Collected data entries
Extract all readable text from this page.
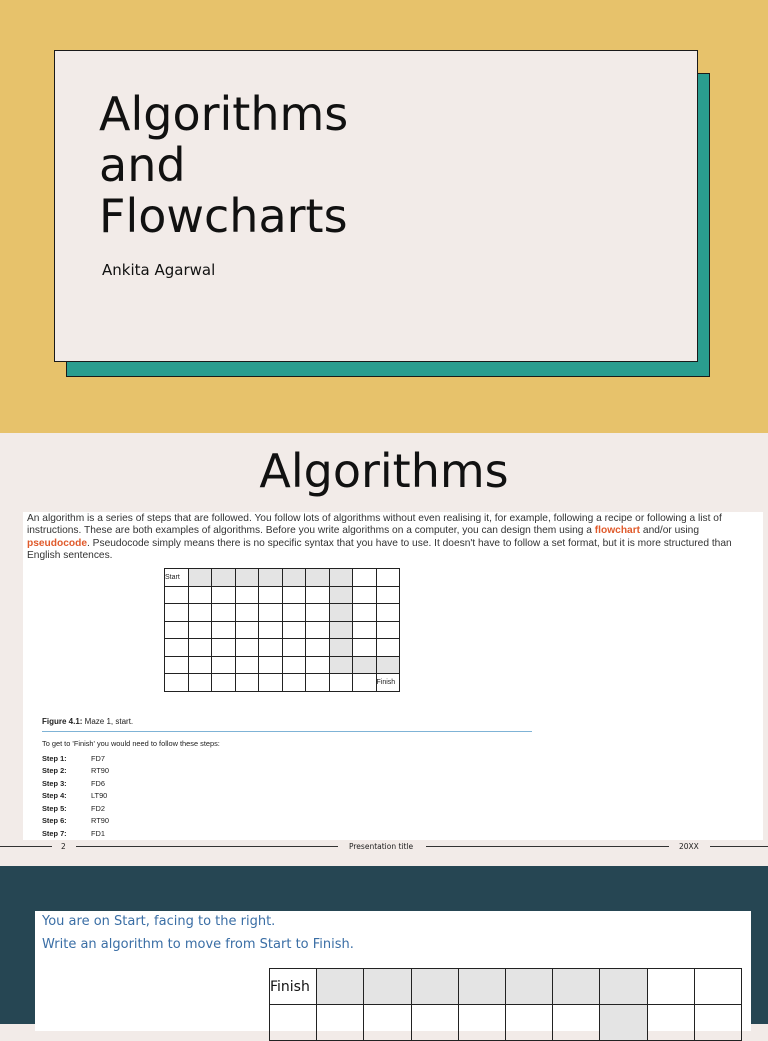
Algorithms
and
Flowcharts
Ankita Agarwal
Algorithms
An algorithm is a series of steps that are followed. You follow lots of algorithms without even realising it, for example, following a recipe or following a list of instructions. These are both examples of algorithms. Before you write algorithms on a computer, you can design them using a flowchart and/or using pseudocode. Pseudocode simply means there is no specific syntax that you have to use. It doesn't have to follow a set format, but it is more structured than English sentences.
Start									

									Finish
Figure 4.1: Maze 1, start.
To get to 'Finish' you would need to follow these steps:
Step 1:	FD7
Step 2:	RT90
Step 3:	FD6
Step 4:	LT90
Step 5:	FD2
Step 6:	RT90
Step 7:	FD1
2	Presentation title	20XX
You are on Start, facing to the right.
Write an algorithm to move from Start to Finish.
Finish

Exercise aim - Gather and return every line that holds the string "from".

Full answer -
Extract all readable text from this page.
Write an algorithm to move from Start to Finish.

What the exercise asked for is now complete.